Data entries
________________________
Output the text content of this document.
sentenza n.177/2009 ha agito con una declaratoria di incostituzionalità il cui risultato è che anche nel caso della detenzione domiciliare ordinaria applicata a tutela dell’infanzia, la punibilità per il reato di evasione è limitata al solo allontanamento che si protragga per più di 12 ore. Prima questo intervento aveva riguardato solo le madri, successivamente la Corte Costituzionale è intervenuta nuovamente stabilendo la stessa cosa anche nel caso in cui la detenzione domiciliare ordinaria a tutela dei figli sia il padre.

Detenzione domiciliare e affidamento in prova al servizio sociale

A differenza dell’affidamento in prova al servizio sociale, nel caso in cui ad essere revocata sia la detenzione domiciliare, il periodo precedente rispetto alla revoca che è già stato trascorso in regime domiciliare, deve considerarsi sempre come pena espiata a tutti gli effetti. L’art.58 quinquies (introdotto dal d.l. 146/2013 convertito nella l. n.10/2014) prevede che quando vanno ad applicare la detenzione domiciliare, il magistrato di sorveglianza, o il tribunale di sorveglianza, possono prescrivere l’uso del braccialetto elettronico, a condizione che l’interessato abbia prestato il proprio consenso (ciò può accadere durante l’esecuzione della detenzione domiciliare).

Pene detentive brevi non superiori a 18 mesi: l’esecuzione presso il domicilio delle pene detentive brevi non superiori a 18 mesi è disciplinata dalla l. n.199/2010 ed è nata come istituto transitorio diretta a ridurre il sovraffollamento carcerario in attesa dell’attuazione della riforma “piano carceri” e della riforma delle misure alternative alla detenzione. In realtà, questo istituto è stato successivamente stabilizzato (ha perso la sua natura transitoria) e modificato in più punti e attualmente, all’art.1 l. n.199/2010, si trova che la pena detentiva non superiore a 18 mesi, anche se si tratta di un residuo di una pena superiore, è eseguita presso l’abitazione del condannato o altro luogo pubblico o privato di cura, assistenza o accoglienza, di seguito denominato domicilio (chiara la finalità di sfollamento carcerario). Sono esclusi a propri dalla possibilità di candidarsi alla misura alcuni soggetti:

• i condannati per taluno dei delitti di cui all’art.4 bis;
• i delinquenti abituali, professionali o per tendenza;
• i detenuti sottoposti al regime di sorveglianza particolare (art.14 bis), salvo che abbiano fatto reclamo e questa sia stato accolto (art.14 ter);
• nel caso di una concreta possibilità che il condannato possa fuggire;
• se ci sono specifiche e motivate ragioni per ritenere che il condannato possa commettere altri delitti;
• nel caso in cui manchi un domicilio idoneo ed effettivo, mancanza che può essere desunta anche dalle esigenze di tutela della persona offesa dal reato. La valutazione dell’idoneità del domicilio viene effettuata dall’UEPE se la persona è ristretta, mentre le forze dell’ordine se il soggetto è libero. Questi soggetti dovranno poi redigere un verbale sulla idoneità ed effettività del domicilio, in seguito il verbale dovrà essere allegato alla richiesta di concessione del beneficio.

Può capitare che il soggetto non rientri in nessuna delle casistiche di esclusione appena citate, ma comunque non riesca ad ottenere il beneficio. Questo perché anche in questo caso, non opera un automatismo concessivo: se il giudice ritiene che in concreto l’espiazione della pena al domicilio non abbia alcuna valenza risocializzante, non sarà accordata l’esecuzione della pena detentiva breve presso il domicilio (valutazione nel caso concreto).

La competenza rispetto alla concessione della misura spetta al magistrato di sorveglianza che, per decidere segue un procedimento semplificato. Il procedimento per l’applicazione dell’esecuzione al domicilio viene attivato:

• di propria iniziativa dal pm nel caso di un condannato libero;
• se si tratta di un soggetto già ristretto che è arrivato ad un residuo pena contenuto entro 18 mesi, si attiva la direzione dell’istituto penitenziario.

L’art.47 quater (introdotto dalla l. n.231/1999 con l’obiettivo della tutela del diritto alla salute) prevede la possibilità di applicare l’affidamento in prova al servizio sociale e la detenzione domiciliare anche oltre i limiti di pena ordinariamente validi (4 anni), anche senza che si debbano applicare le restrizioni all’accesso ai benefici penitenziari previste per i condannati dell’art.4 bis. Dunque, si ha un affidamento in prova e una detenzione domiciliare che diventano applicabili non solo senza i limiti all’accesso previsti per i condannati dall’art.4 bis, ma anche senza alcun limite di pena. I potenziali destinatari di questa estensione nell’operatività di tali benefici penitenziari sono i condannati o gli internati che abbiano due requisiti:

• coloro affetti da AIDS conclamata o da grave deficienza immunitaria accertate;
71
________________________
Task to carry out: Gather from the data above every line with the string "possa".

The result:
• nel caso di una concreta possibilità che il condannato possa fuggire;
• se ci sono specifiche e motivate ragioni per ritenere che il condannato possa commettere altri delitti;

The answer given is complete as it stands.